Records to use:
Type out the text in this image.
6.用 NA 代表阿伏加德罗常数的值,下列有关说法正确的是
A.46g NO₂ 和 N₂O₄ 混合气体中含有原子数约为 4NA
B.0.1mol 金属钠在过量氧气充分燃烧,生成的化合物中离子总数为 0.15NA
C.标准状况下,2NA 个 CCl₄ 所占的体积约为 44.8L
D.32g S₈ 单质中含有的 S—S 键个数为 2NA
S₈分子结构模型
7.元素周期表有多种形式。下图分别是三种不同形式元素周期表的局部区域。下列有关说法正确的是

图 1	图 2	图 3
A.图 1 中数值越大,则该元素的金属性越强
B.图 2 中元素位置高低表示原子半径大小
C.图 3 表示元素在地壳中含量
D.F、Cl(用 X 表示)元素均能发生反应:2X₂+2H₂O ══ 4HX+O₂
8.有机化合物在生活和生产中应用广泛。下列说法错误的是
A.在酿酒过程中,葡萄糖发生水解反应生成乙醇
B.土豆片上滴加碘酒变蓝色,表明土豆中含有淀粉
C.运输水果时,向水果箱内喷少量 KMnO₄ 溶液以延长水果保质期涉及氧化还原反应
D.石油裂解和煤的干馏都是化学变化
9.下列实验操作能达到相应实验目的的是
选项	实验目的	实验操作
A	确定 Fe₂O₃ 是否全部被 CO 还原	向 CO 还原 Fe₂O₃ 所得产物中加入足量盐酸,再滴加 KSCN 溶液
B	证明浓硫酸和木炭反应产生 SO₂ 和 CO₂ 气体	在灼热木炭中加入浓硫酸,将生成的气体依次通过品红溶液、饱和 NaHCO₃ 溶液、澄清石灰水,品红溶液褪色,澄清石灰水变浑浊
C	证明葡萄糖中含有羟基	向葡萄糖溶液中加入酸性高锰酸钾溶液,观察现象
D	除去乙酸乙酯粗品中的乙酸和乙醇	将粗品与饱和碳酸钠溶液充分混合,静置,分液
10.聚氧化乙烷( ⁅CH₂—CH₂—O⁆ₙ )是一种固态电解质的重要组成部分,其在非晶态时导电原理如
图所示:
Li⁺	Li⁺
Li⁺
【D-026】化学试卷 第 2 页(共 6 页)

Short problem:
In the entries above, identify every line with the string "下列有关说法正确的是".

Correct response:
6.用 NA 代表阿伏加德罗常数的值,下列有关说法正确的是
7.元素周期表有多种形式。下图分别是三种不同形式元素周期表的局部区域。下列有关说法正确的是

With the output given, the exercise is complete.